#### DO THIS:
Repeat the data below exactly, dropping any pictures it holds.

#### Stored entries:
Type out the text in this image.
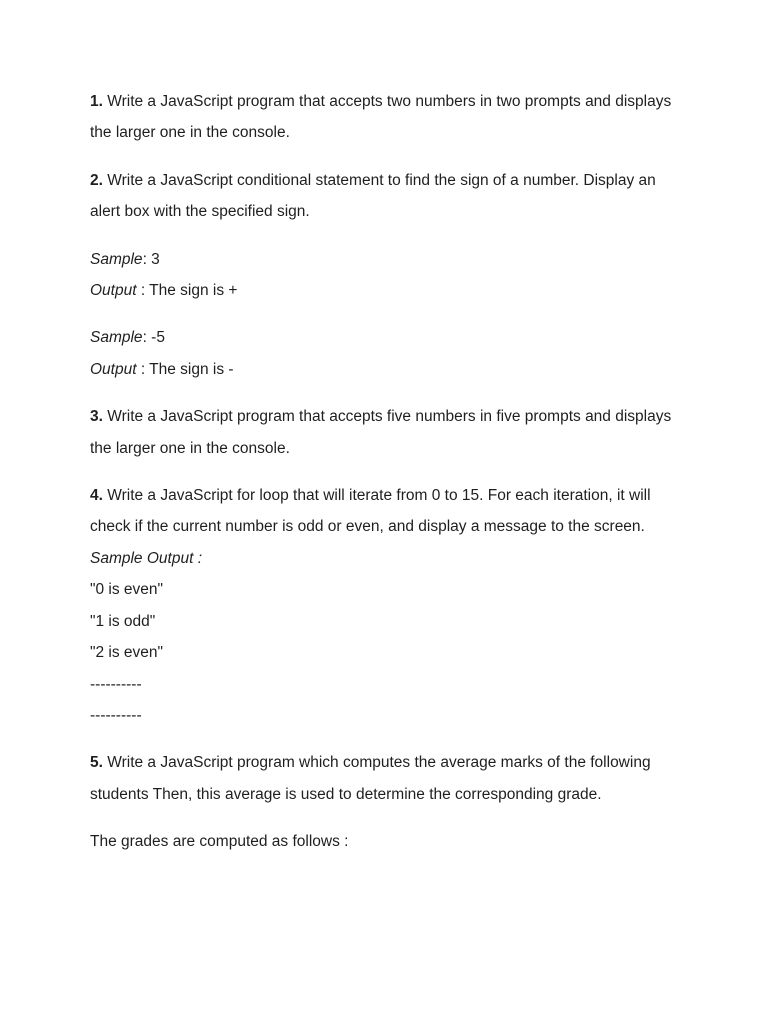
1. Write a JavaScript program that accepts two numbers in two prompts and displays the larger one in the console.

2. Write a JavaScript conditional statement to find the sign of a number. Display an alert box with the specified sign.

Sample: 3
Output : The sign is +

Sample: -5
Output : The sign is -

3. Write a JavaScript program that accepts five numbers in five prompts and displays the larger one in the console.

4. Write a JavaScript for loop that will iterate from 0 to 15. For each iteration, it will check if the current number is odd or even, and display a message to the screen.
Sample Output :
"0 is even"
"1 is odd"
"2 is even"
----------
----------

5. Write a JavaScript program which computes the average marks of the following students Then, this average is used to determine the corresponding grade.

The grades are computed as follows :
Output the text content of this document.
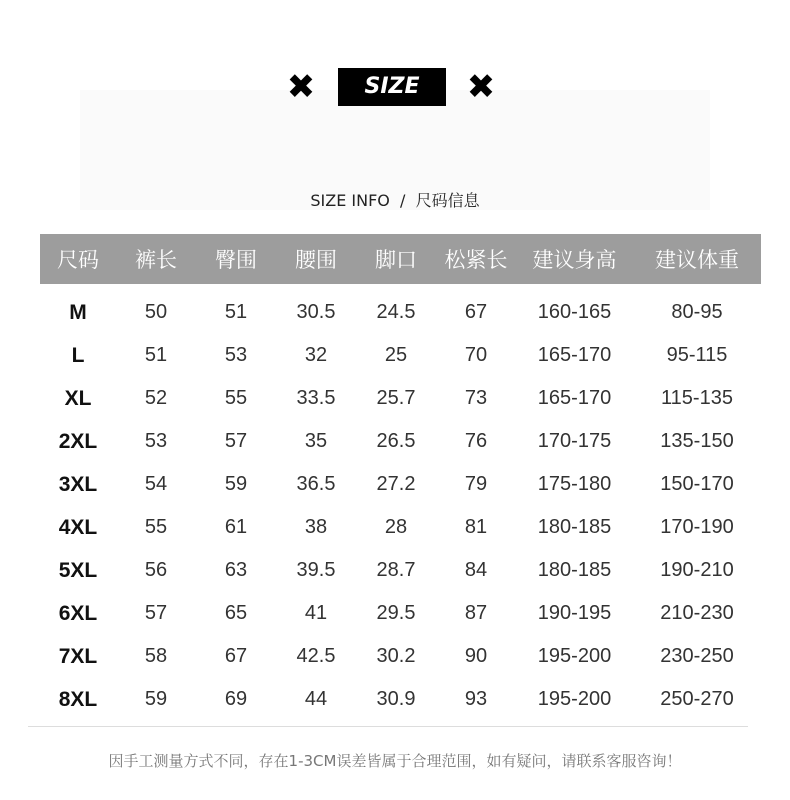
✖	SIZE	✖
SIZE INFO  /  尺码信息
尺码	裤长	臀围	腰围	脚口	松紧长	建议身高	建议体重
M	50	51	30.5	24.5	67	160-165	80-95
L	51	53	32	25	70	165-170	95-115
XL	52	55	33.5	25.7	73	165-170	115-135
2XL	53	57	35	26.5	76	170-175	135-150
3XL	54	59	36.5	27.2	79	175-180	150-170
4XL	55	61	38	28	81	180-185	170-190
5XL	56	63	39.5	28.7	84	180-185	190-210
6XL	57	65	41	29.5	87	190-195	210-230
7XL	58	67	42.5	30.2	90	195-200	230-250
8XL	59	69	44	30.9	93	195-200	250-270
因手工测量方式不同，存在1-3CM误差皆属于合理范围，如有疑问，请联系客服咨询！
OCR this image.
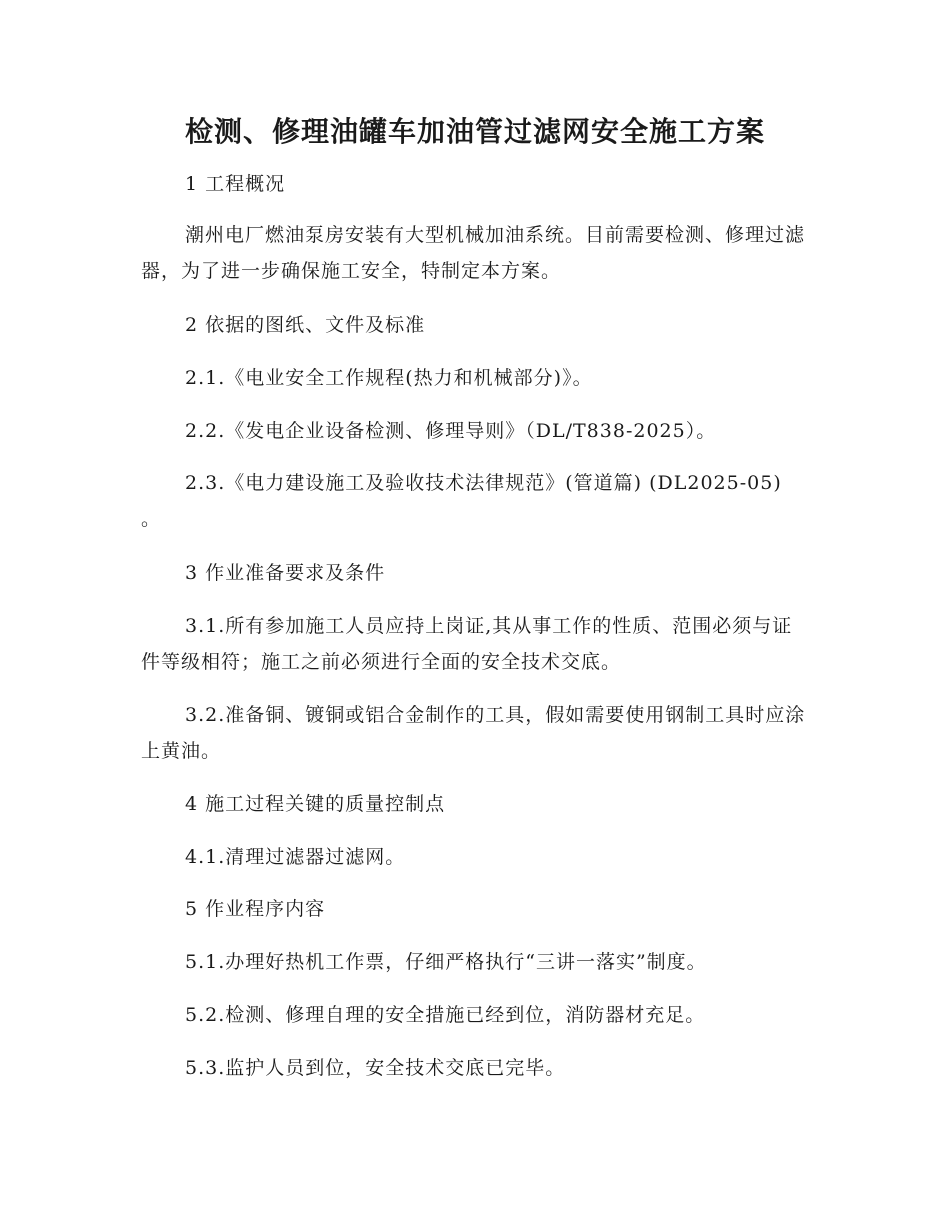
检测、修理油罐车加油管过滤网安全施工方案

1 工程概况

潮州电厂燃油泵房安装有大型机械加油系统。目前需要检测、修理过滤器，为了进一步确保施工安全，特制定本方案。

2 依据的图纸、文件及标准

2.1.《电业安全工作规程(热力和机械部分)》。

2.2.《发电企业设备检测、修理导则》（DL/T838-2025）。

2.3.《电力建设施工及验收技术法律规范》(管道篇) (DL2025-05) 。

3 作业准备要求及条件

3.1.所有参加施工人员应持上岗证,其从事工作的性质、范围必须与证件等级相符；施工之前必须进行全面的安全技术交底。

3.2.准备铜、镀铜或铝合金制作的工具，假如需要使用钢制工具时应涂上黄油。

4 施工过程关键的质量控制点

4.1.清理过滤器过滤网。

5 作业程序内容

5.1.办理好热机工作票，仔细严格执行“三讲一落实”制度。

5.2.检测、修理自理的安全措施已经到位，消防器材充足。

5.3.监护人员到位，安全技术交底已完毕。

#### WRITTEN SOLUTION:
Type out the text in this image.
1. Write a JavaScript program that accepts two numbers in two prompts and displays the larger one in the console.

2. Write a JavaScript conditional statement to find the sign of a number. Display an alert box with the specified sign.

Sample: 3
Output : The sign is +

Sample: -5
Output : The sign is -

3. Write a JavaScript program that accepts five numbers in five prompts and displays the larger one in the console.

4. Write a JavaScript for loop that will iterate from 0 to 15. For each iteration, it will check if the current number is odd or even, and display a message to the screen.
Sample Output :
"0 is even"
"1 is odd"
"2 is even"
----------
----------

5. Write a JavaScript program which computes the average marks of the following students Then, this average is used to determine the corresponding grade.

The grades are computed as follows :
Output the text content of this document.
✖	SIZE	✖
SIZE INFO  /  尺码信息
尺码	裤长	臀围	腰围	脚口	松紧长	建议身高	建议体重
M	50	51	30.5	24.5	67	160-165	80-95
L	51	53	32	25	70	165-170	95-115
XL	52	55	33.5	25.7	73	165-170	115-135
2XL	53	57	35	26.5	76	170-175	135-150
3XL	54	59	36.5	27.2	79	175-180	150-170
4XL	55	61	38	28	81	180-185	170-190
5XL	56	63	39.5	28.7	84	180-185	190-210
6XL	57	65	41	29.5	87	190-195	210-230
7XL	58	67	42.5	30.2	90	195-200	230-250
8XL	59	69	44	30.9	93	195-200	250-270
因手工测量方式不同，存在1-3CM误差皆属于合理范围，如有疑问，请联系客服咨询！
OCR this image.
检测、修理油罐车加油管过滤网安全施工方案

1 工程概况

潮州电厂燃油泵房安装有大型机械加油系统。目前需要检测、修理过滤器，为了进一步确保施工安全，特制定本方案。

2 依据的图纸、文件及标准

2.1.《电业安全工作规程(热力和机械部分)》。

2.2.《发电企业设备检测、修理导则》（DL/T838-2025）。

2.3.《电力建设施工及验收技术法律规范》(管道篇) (DL2025-05) 。

3 作业准备要求及条件

3.1.所有参加施工人员应持上岗证,其从事工作的性质、范围必须与证件等级相符；施工之前必须进行全面的安全技术交底。

3.2.准备铜、镀铜或铝合金制作的工具，假如需要使用钢制工具时应涂上黄油。

4 施工过程关键的质量控制点

4.1.清理过滤器过滤网。

5 作业程序内容

5.1.办理好热机工作票，仔细严格执行“三讲一落实”制度。

5.2.检测、修理自理的安全措施已经到位，消防器材充足。

5.3.监护人员到位，安全技术交底已完毕。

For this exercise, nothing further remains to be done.